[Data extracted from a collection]

§ §

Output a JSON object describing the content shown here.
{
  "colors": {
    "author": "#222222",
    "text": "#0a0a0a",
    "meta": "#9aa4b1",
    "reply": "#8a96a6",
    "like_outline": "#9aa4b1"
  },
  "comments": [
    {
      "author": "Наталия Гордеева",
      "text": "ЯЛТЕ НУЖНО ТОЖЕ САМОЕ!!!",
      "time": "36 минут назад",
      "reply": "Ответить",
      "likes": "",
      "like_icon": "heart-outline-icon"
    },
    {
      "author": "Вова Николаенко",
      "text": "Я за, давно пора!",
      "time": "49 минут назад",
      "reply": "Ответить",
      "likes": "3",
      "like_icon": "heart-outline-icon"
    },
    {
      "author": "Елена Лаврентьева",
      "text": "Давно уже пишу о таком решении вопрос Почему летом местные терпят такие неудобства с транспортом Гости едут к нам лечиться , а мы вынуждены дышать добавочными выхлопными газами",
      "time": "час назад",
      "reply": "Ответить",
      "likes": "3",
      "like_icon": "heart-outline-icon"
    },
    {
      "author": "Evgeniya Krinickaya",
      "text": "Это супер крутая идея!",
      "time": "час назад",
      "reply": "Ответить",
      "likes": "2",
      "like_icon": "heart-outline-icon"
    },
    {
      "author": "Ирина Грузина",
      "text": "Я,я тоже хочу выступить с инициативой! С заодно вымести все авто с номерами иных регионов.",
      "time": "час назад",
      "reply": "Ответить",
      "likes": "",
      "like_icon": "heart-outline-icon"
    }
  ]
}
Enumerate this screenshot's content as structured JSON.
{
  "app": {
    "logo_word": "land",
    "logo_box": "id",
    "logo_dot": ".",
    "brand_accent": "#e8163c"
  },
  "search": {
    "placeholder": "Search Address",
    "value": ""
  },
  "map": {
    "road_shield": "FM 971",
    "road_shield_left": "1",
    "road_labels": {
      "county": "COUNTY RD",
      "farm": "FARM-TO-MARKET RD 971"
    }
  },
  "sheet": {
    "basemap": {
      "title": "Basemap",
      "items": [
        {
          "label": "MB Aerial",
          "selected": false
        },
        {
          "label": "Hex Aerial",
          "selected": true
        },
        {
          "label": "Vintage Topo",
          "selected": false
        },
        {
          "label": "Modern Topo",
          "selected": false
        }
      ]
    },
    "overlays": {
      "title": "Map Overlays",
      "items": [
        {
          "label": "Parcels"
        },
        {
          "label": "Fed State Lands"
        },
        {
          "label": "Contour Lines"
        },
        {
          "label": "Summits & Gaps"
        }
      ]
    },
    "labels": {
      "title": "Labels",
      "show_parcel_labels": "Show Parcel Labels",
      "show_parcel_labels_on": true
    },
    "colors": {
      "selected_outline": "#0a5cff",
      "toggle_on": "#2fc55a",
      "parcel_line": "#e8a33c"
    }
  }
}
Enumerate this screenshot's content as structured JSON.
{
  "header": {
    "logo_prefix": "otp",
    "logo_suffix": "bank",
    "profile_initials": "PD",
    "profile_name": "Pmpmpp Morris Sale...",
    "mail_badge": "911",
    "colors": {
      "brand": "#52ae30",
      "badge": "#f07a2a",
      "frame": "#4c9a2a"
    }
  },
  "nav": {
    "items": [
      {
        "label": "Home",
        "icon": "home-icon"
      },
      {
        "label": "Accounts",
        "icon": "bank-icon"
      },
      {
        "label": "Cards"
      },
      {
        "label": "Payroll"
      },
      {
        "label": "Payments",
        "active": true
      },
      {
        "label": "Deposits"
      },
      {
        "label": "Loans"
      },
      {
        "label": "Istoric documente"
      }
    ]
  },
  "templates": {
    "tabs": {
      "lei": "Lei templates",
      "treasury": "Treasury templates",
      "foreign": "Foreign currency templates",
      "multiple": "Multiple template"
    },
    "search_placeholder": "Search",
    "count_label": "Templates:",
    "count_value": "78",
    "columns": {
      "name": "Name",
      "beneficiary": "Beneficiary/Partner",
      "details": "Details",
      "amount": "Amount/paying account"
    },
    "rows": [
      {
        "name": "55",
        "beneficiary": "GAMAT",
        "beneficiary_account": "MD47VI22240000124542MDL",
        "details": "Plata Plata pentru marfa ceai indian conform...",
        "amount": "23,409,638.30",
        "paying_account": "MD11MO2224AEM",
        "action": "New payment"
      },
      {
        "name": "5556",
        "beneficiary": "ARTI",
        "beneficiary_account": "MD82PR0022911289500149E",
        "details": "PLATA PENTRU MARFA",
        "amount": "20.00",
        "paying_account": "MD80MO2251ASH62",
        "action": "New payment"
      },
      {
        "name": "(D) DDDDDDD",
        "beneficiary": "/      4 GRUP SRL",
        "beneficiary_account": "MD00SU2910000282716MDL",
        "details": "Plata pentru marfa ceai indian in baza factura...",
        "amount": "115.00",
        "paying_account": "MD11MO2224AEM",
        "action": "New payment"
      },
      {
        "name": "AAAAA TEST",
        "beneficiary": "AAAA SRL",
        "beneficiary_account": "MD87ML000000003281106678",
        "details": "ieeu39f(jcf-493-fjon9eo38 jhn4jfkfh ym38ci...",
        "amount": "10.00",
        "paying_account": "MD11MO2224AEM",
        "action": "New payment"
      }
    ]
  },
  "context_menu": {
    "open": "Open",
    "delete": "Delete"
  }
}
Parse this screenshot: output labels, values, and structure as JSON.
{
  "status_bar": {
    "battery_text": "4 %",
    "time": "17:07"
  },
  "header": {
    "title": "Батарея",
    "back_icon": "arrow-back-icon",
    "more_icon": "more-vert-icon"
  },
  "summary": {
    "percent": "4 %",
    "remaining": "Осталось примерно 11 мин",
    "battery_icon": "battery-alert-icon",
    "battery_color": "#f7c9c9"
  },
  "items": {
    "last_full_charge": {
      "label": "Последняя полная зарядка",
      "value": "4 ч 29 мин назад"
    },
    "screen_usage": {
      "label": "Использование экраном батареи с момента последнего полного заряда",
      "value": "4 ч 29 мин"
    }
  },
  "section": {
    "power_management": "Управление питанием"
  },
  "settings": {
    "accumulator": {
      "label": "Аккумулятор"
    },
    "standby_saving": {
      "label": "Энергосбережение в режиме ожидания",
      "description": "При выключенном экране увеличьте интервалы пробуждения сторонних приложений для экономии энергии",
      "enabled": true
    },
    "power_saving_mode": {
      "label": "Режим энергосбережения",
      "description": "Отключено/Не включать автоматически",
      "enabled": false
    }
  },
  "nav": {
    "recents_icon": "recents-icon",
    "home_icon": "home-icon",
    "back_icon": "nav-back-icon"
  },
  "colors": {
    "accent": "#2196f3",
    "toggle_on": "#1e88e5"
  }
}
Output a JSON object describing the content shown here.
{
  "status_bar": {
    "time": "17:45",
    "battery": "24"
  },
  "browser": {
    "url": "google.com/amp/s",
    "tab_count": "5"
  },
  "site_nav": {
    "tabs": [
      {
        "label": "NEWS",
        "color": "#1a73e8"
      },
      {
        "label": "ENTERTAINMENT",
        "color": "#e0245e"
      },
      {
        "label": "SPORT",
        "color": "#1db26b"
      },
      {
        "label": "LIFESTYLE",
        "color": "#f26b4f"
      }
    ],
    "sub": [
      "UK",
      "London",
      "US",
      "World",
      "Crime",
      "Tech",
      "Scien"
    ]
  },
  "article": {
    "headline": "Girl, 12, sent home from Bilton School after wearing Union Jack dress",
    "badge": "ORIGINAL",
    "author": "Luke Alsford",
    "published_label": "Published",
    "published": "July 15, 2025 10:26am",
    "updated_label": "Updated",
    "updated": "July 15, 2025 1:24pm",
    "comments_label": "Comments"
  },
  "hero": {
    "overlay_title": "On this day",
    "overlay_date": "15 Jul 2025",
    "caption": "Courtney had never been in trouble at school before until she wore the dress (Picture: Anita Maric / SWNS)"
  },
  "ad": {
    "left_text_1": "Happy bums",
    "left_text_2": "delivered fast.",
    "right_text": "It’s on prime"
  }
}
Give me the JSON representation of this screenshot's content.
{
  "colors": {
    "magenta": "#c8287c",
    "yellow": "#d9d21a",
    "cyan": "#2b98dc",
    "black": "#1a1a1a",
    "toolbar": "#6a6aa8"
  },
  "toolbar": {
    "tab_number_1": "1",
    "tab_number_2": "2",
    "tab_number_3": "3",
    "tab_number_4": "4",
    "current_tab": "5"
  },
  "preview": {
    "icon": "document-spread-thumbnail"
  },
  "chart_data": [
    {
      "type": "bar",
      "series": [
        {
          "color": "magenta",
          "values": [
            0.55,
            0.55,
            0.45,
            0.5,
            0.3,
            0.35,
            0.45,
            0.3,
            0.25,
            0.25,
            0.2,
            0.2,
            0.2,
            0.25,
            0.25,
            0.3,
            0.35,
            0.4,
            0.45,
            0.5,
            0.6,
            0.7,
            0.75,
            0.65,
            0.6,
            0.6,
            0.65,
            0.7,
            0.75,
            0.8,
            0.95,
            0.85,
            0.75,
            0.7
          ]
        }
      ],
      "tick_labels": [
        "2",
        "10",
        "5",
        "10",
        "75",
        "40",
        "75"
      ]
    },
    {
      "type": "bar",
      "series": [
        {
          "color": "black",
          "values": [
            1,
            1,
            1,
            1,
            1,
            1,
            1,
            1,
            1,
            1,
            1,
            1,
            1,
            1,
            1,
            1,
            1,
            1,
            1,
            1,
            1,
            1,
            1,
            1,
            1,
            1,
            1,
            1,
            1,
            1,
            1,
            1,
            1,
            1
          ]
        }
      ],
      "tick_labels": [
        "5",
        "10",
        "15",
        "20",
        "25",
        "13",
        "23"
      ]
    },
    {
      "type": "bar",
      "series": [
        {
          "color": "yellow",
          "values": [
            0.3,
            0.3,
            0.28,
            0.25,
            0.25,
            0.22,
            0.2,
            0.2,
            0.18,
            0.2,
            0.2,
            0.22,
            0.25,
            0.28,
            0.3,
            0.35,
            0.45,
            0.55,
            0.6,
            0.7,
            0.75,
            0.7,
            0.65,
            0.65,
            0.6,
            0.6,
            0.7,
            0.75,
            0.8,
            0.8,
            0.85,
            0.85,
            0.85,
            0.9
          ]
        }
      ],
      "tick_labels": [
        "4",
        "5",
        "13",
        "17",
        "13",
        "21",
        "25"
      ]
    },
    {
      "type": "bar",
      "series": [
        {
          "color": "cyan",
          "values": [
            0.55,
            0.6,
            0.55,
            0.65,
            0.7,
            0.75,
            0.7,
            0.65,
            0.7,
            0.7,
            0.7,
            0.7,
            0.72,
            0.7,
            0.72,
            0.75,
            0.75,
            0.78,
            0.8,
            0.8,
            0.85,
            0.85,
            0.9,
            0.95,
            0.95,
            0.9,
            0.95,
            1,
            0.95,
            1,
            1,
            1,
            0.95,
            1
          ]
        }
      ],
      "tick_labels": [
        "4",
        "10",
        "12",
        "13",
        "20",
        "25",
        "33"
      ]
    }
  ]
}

§ §

Determine the number of lines where the string "true" occurs, and give that number only.

4